# Written instruction
Lift out each line of the data that holds "Captain".

# Data excerpts

----------------

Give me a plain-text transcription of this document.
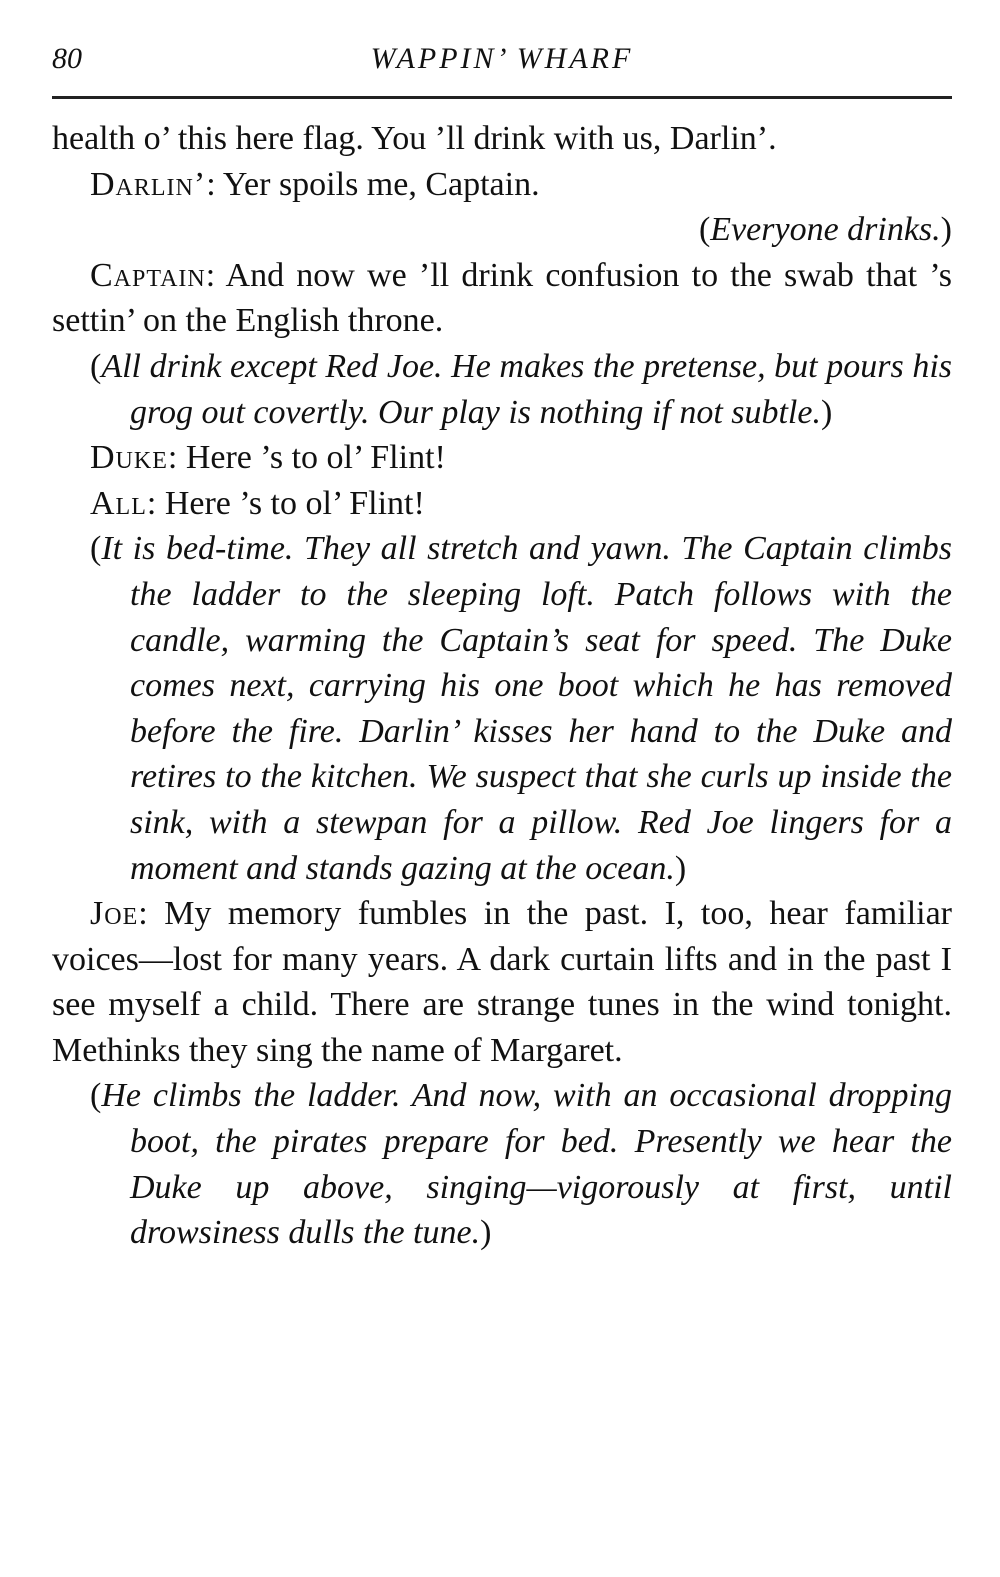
80	WAPPIN’ WHARF

health o’ this here flag. You ’ll drink with us, Darlin’.

Darlin’: Yer spoils me, Captain.

(Everyone drinks.)

Captain: And now we ’ll drink confusion to the swab that ’s settin’ on the English throne.

(All drink except Red Joe. He makes the pretense, but pours his grog out covertly. Our play is nothing if not subtle.)

Duke: Here ’s to ol’ Flint!

All: Here ’s to ol’ Flint!

(It is bed-time. They all stretch and yawn. The Captain climbs the ladder to the sleeping loft. Patch follows with the candle, warming the Captain’s seat for speed. The Duke comes next, carrying his one boot which he has removed before the fire. Darlin’ kisses her hand to the Duke and retires to the kitchen. We suspect that she curls up inside the sink, with a stewpan for a pillow. Red Joe lingers for a moment and stands gazing at the ocean.)

Joe: My memory fumbles in the past. I, too, hear familiar voices—lost for many years. A dark curtain lifts and in the past I see myself a child. There are strange tunes in the wind tonight. Methinks they sing the name of Margaret.

(He climbs the ladder. And now, with an occasional dropping boot, the pirates prepare for bed. Presently we hear the Duke up above, singing—vigorously at first, until drowsiness dulls the tune.)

----------------

# Output below
Darlin’: Yer spoils me, Captain.
Captain: And now we ’ll drink confusion to the swab that ’s settin’ on the English throne.
(It is bed-time. They all stretch and yawn. The Captain climbs the ladder to the sleeping loft. Patch follows with the candle, warming the Captain’s seat for speed. The Duke comes next, carrying his one boot which he has removed before the fire. Darlin’ kisses her hand to the Duke and retires to the kitchen. We suspect that she curls up inside the sink, with a stewpan for a pillow. Red Joe lingers for a moment and stands gazing at the ocean.)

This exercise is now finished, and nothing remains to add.